» 読む文章:
━━━━━━━━━━

OJTについてはいろいろなホームページや書籍でありきたりな解説が多数あり、おおむね計画的な指導、フィードバックやコーチングが強調されることが多いのですが、人材育成の取り組みの基本としてあらためておさらいしておいていいでしょう。

経験学習

デメリットも指摘されるOJTが普及し重用されるのは、ひとつにはアンドラゴジー(成人学習)の原則
・社会的な役割、つまり職業や役職、職位にフォーカスして学習者の課題を捉えること
・直近の課題を解決するために学んだ知識やスキルを活用・応用することを目的とする
に準じていて学習しやすいことがあるのでしょう。

平成24年版 労働経済の分析 第3章 就労促進に向けた労働市場の需給面及び質面の課題  第2節 能力開発の現状と課題は、
「非正社員に対する計画的OJTが役に立つと考えるグループの方が(そう思わない企業群のグループより)価値労働生産性が高い」

━━━━━━━━━━

» 提供データ:
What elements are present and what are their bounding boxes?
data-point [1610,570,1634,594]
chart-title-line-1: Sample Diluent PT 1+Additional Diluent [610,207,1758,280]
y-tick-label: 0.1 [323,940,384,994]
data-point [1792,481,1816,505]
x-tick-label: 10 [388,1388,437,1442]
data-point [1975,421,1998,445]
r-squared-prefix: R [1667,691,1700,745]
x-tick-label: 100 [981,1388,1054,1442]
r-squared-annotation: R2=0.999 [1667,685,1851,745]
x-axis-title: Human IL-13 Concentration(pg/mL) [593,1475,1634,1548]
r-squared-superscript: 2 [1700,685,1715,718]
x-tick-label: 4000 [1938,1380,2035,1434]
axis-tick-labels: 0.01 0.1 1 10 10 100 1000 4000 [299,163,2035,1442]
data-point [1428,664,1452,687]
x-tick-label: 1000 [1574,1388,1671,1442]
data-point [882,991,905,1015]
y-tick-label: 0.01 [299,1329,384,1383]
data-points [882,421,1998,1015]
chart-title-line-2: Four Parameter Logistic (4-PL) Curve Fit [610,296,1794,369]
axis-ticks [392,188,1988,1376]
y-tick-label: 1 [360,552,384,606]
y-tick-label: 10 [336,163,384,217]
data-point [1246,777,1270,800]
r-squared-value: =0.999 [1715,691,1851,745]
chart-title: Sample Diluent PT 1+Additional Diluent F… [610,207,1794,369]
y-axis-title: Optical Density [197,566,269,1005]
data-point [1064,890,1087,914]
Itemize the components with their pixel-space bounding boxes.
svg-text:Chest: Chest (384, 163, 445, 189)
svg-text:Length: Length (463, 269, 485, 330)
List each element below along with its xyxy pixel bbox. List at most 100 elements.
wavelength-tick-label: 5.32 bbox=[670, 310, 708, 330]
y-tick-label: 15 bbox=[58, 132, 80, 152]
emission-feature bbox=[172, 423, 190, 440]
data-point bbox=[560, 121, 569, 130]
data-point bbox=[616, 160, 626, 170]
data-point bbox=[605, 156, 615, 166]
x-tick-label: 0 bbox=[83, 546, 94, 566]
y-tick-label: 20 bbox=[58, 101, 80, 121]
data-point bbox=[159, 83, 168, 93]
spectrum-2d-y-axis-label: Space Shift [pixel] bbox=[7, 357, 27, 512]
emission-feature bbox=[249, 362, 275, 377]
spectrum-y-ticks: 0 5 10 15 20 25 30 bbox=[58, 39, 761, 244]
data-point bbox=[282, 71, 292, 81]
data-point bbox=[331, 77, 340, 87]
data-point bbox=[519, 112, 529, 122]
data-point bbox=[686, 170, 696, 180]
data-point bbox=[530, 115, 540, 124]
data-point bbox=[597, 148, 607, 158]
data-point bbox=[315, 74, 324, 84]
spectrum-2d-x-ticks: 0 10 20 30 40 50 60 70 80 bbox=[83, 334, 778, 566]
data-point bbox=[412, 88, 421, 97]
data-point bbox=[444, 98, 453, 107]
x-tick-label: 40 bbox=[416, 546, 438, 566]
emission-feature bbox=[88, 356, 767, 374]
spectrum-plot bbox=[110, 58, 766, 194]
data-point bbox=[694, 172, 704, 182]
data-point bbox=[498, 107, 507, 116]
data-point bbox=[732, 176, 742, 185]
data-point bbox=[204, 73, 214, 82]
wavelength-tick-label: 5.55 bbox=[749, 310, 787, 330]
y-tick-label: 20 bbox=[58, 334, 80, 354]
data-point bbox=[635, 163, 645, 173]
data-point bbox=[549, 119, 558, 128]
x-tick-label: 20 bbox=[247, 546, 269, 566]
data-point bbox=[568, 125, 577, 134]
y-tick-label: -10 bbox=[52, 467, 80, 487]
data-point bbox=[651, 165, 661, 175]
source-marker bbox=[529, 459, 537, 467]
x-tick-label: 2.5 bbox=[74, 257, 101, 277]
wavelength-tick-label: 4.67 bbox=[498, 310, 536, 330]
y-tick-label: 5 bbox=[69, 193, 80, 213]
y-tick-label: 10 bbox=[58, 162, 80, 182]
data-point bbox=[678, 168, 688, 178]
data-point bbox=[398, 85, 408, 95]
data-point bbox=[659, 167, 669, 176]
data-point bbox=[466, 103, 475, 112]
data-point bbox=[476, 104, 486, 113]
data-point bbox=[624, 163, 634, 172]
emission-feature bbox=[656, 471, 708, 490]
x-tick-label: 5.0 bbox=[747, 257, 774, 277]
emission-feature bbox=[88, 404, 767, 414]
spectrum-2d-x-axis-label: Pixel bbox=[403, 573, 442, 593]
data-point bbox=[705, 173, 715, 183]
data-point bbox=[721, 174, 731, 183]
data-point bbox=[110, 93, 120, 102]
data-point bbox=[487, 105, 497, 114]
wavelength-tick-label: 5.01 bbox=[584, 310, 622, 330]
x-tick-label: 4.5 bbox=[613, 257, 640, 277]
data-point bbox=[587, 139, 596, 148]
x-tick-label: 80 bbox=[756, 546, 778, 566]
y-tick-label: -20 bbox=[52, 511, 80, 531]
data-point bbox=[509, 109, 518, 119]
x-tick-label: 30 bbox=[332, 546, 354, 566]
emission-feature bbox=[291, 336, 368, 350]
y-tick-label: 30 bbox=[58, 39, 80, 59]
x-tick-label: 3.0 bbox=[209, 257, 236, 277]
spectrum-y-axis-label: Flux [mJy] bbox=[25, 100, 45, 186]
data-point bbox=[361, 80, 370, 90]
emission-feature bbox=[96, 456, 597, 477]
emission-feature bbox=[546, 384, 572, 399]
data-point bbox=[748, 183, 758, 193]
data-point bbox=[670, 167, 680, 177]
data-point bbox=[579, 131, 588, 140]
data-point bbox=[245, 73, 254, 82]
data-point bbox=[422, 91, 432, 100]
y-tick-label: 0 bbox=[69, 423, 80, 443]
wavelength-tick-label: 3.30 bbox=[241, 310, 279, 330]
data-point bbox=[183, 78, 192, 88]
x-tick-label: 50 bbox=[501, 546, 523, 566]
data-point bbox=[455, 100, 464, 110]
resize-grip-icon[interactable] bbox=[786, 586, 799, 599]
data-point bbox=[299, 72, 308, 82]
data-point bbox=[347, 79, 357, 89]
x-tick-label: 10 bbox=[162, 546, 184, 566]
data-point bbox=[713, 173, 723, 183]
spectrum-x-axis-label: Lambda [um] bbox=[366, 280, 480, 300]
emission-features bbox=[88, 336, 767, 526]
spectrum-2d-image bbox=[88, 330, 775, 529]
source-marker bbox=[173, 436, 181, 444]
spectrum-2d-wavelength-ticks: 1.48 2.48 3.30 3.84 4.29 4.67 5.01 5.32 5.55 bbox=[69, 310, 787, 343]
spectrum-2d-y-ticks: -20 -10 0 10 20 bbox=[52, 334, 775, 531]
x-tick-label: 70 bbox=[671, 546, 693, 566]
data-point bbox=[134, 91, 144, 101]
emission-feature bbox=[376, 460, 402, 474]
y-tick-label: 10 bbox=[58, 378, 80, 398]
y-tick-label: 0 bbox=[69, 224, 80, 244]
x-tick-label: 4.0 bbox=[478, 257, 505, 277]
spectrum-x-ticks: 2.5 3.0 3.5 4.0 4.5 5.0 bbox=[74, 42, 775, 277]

━━━━━━━━━━

» 課題一覧:
A: OJTの文章から、「OJTについてはいろいろなホ」から「に準じていて学習しやすいことがあるのでしょう。」までを、そのまま抜き出してください。
B: OJTの文章について、次の問いに答えてください。
(i) OJTの解説でよく強調されるのは何ですか。
(ii) アンドラゴジーは、かっこの中で何と言い換えられていますか。
(iii) 引用されている資料は、何年版の何という資料ですか。

» 課題別の答え:
A:
OJTについてはいろいろなホームページや書籍でありきたりな解説が多数あり、おおむね計画的な指導、フィードバックやコーチングが強調されることが多いのですが、人材育成の取り組みの基本としてあらためておさらいしておいていいでしょう。

経験学習

デメリットも指摘されるOJTが普及し重用されるのは、ひとつにはアンドラゴジー(成人学習)の原則
・社会的な役割、つまり職業や役職、職位にフォーカスして学習者の課題を捉えること
・直近の課題を解決するために学んだ知識やスキルを活用・応用することを目的とする
に準じていて学習しやすいことがあるのでしょう。

B:
(i) 計画的な指導、フィードバックやコーチング
(ii) 成人学習
(iii) 平成24年版の「労働経済の分析」